PROMPT: Copy each of the entries below word for word, including every line, but leave out the pictures.

DATASET:
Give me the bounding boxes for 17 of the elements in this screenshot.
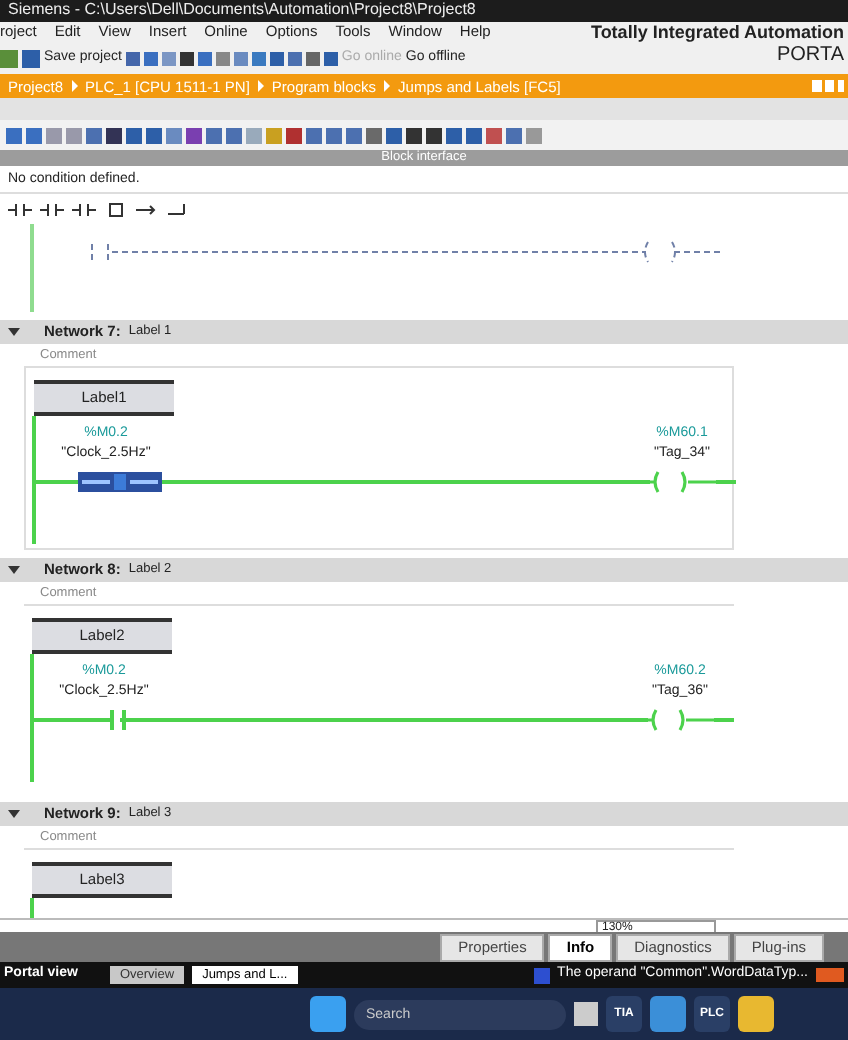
chevron-icon [71,80,78,92]
coil-symbol [648,470,718,494]
box-icon[interactable] [104,201,128,217]
contact-icon[interactable] [40,201,64,217]
brand-subtitle: PORTA [774,43,844,68]
info-icon [533,967,550,983]
coil-symbol [646,708,716,732]
progress-icon [816,968,844,982]
collapse-icon[interactable] [8,328,20,336]
contact-icon[interactable] [8,201,32,217]
collapse-icon[interactable] [8,810,20,818]
chevron-icon [257,80,264,92]
brand-title: Totally Integrated Automation [590,22,844,44]
window-title: Siemens - C:\Users\Dell\Documents\Automation\Project8\Project8 [0,0,848,22]
jump-icon[interactable] [136,201,160,217]
chevron-icon [384,80,391,92]
collapse-icon[interactable] [8,566,20,574]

IN RESPONSE:
Give me the bounding boxes for 17 of the elements in this screenshot.
chevron-icon [71,80,78,92]
coil-symbol [648,470,718,494]
box-icon[interactable] [104,201,128,217]
contact-icon[interactable] [40,201,64,217]
brand-subtitle: PORTA [774,43,844,68]
info-icon [533,967,550,983]
coil-symbol [646,708,716,732]
progress-icon [816,968,844,982]
collapse-icon[interactable] [8,328,20,336]
contact-icon[interactable] [8,201,32,217]
collapse-icon[interactable] [8,810,20,818]
chevron-icon [257,80,264,92]
brand-title: Totally Integrated Automation [590,22,844,44]
window-title: Siemens - C:\Users\Dell\Documents\Automation\Project8\Project8 [0,0,848,22]
jump-icon[interactable] [136,201,160,217]
chevron-icon [384,80,391,92]
collapse-icon[interactable] [8,566,20,574]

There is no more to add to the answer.